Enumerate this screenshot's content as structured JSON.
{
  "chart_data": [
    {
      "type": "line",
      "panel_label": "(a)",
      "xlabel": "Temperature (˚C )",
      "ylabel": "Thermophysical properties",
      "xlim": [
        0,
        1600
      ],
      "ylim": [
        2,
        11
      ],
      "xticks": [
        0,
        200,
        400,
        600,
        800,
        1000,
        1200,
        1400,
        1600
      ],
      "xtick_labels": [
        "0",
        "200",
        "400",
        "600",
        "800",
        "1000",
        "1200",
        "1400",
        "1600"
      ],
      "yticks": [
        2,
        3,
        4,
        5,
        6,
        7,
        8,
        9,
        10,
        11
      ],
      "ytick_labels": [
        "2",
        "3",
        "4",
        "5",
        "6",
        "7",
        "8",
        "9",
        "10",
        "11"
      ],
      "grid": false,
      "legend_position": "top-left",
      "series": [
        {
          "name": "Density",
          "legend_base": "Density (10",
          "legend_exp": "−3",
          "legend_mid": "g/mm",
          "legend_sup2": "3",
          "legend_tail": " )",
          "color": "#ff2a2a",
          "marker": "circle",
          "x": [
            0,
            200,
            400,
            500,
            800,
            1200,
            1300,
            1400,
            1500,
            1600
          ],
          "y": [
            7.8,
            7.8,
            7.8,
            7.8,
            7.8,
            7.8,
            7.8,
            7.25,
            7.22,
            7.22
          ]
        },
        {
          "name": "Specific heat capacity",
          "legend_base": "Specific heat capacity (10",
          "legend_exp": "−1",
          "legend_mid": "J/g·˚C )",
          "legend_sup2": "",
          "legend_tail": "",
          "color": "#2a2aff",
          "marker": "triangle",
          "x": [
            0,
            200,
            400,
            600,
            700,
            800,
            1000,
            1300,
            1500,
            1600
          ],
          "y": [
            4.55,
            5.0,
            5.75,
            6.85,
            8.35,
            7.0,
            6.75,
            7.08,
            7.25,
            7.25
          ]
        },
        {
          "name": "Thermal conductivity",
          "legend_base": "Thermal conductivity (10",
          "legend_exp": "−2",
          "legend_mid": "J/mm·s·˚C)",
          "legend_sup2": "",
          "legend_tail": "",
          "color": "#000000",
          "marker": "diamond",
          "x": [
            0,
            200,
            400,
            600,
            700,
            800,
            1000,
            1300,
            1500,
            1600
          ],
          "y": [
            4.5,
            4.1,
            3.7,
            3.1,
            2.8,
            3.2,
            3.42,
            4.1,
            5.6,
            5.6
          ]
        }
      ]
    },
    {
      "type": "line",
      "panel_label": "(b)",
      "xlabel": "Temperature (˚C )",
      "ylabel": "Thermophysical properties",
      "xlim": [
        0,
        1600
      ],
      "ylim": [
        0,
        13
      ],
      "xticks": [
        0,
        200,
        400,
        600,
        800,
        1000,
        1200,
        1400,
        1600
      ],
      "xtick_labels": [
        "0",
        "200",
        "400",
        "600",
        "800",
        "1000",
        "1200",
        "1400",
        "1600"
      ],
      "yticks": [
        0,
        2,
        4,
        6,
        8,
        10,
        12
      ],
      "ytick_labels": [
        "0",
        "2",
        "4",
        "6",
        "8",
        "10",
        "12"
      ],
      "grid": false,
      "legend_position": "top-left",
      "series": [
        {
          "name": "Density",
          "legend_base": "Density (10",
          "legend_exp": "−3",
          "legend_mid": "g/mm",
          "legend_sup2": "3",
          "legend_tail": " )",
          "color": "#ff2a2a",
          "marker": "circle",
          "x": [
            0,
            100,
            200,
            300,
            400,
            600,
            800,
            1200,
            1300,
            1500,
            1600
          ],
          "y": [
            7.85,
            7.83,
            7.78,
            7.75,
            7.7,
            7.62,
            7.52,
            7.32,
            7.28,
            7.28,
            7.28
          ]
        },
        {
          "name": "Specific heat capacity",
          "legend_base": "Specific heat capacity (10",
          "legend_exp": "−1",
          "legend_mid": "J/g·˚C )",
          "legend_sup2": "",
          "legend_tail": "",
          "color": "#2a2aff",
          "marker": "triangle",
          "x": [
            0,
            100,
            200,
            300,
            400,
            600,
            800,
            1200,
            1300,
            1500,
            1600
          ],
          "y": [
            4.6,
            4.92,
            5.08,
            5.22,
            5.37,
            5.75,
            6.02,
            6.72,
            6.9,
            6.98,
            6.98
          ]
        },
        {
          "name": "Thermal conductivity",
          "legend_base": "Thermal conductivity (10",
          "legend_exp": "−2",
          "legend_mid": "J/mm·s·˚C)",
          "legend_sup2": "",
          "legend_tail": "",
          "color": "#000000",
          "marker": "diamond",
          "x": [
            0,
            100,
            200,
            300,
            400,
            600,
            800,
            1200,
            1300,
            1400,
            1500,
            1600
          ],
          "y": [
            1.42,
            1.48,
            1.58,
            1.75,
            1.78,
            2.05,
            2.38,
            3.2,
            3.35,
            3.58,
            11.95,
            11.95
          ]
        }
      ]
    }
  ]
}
--*--
Given instruction: Please output the entries above, every line exactly as it reads.

Correct result:
Enumerate this screenshot's content as structured JSON.
{
  "chart_data": [
    {
      "type": "line",
      "panel_label": "(a)",
      "xlabel": "Temperature (˚C )",
      "ylabel": "Thermophysical properties",
      "xlim": [
        0,
        1600
      ],
      "ylim": [
        2,
        11
      ],
      "xticks": [
        0,
        200,
        400,
        600,
        800,
        1000,
        1200,
        1400,
        1600
      ],
      "xtick_labels": [
        "0",
        "200",
        "400",
        "600",
        "800",
        "1000",
        "1200",
        "1400",
        "1600"
      ],
      "yticks": [
        2,
        3,
        4,
        5,
        6,
        7,
        8,
        9,
        10,
        11
      ],
      "ytick_labels": [
        "2",
        "3",
        "4",
        "5",
        "6",
        "7",
        "8",
        "9",
        "10",
        "11"
      ],
      "grid": false,
      "legend_position": "top-left",
      "series": [
        {
          "name": "Density",
          "legend_base": "Density (10",
          "legend_exp": "−3",
          "legend_mid": "g/mm",
          "legend_sup2": "3",
          "legend_tail": " )",
          "color": "#ff2a2a",
          "marker": "circle",
          "x": [
            0,
            200,
            400,
            500,
            800,
            1200,
            1300,
            1400,
            1500,
            1600
          ],
          "y": [
            7.8,
            7.8,
            7.8,
            7.8,
            7.8,
            7.8,
            7.8,
            7.25,
            7.22,
            7.22
          ]
        },
        {
          "name": "Specific heat capacity",
          "legend_base": "Specific heat capacity (10",
          "legend_exp": "−1",
          "legend_mid": "J/g·˚C )",
          "legend_sup2": "",
          "legend_tail": "",
          "color": "#2a2aff",
          "marker": "triangle",
          "x": [
            0,
            200,
            400,
            600,
            700,
            800,
            1000,
            1300,
            1500,
            1600
          ],
          "y": [
            4.55,
            5.0,
            5.75,
            6.85,
            8.35,
            7.0,
            6.75,
            7.08,
            7.25,
            7.25
          ]
        },
        {
          "name": "Thermal conductivity",
          "legend_base": "Thermal conductivity (10",
          "legend_exp": "−2",
          "legend_mid": "J/mm·s·˚C)",
          "legend_sup2": "",
          "legend_tail": "",
          "color": "#000000",
          "marker": "diamond",
          "x": [
            0,
            200,
            400,
            600,
            700,
            800,
            1000,
            1300,
            1500,
            1600
          ],
          "y": [
            4.5,
            4.1,
            3.7,
            3.1,
            2.8,
            3.2,
            3.42,
            4.1,
            5.6,
            5.6
          ]
        }
      ]
    },
    {
      "type": "line",
      "panel_label": "(b)",
      "xlabel": "Temperature (˚C )",
      "ylabel": "Thermophysical properties",
      "xlim": [
        0,
        1600
      ],
      "ylim": [
        0,
        13
      ],
      "xticks": [
        0,
        200,
        400,
        600,
        800,
        1000,
        1200,
        1400,
        1600
      ],
      "xtick_labels": [
        "0",
        "200",
        "400",
        "600",
        "800",
        "1000",
        "1200",
        "1400",
        "1600"
      ],
      "yticks": [
        0,
        2,
        4,
        6,
        8,
        10,
        12
      ],
      "ytick_labels": [
        "0",
        "2",
        "4",
        "6",
        "8",
        "10",
        "12"
      ],
      "grid": false,
      "legend_position": "top-left",
      "series": [
        {
          "name": "Density",
          "legend_base": "Density (10",
          "legend_exp": "−3",
          "legend_mid": "g/mm",
          "legend_sup2": "3",
          "legend_tail": " )",
          "color": "#ff2a2a",
          "marker": "circle",
          "x": [
            0,
            100,
            200,
            300,
            400,
            600,
            800,
            1200,
            1300,
            1500,
            1600
          ],
          "y": [
            7.85,
            7.83,
            7.78,
            7.75,
            7.7,
            7.62,
            7.52,
            7.32,
            7.28,
            7.28,
            7.28
          ]
        },
        {
          "name": "Specific heat capacity",
          "legend_base": "Specific heat capacity (10",
          "legend_exp": "−1",
          "legend_mid": "J/g·˚C )",
          "legend_sup2": "",
          "legend_tail": "",
          "color": "#2a2aff",
          "marker": "triangle",
          "x": [
            0,
            100,
            200,
            300,
            400,
            600,
            800,
            1200,
            1300,
            1500,
            1600
          ],
          "y": [
            4.6,
            4.92,
            5.08,
            5.22,
            5.37,
            5.75,
            6.02,
            6.72,
            6.9,
            6.98,
            6.98
          ]
        },
        {
          "name": "Thermal conductivity",
          "legend_base": "Thermal conductivity (10",
          "legend_exp": "−2",
          "legend_mid": "J/mm·s·˚C)",
          "legend_sup2": "",
          "legend_tail": "",
          "color": "#000000",
          "marker": "diamond",
          "x": [
            0,
            100,
            200,
            300,
            400,
            600,
            800,
            1200,
            1300,
            1400,
            1500,
            1600
          ],
          "y": [
            1.42,
            1.48,
            1.58,
            1.75,
            1.78,
            2.05,
            2.38,
            3.2,
            3.35,
            3.58,
            11.95,
            11.95
          ]
        }
      ]
    }
  ]
}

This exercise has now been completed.